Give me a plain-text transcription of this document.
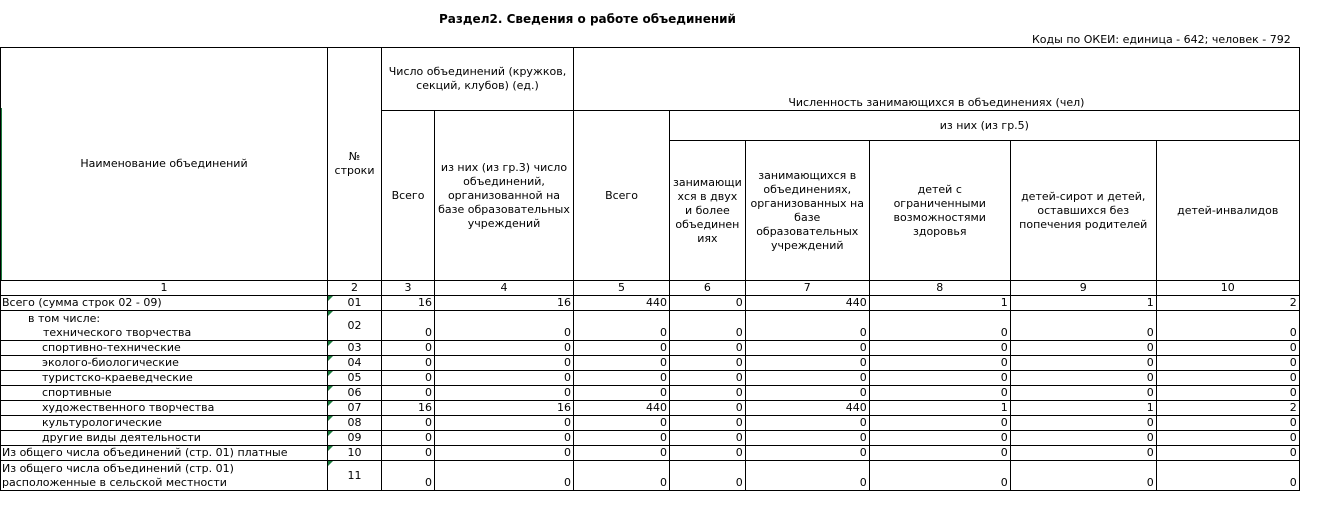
Раздел2. Сведения о работе объединений
Коды по ОКЕИ: единица - 642; человек - 792
Наименование объединений	№ строки	Число объединений (кружков, секций, клубов) (ед.)		Численность занимающихся в объединениях (чел)					
		Всего	из них (из гр.3) число объединений, организованной на базе образовательных учреждений	Всего	из них (из гр.5)				
					занимающи хся в двух и более объединен иях	занимающихся в объединениях, организованных на базе образовательных учреждений	детей с ограниченными возможностями здоровья	детей-сирот и детей, оставшихся без попечения родителей	детей-инвалидов
1	2	3	4	5	6	7	8	9	10
Всего (сумма строк 02 - 09)	01	16	16	440	0	440	1	1	2

в том числе:
технического творчества	02	0	0	0	0	0	0	0	0
спортивно-технические	03	0	0	0	0	0	0	0	0
эколого-биологические	04	0	0	0	0	0	0	0	0
туристско-краеведческие	05	0	0	0	0	0	0	0	0
спортивные	06	0	0	0	0	0	0	0	0
художественного творчества	07	16	16	440	0	440	1	1	2
культурологические	08	0	0	0	0	0	0	0	0
другие виды деятельности	09	0	0	0	0	0	0	0	0
Из общего числа объединений (стр. 01) платные	10	0	0	0	0	0	0	0	0

Из общего числа объединений (стр. 01)
расположенные в сельской местности	11	0	0	0	0	0	0	0	0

## EXERCISE TASK
Within the data above, pick out all lines holding the word "Всего".

## FINAL ANSWER
		Всего	из них (из гр.3) число объединений, организованной на базе образовательных учреждений	Всего	из них (из гр.5)				
Всего (сумма строк 02 - 09)	01	16	16	440	0	440	1	1	2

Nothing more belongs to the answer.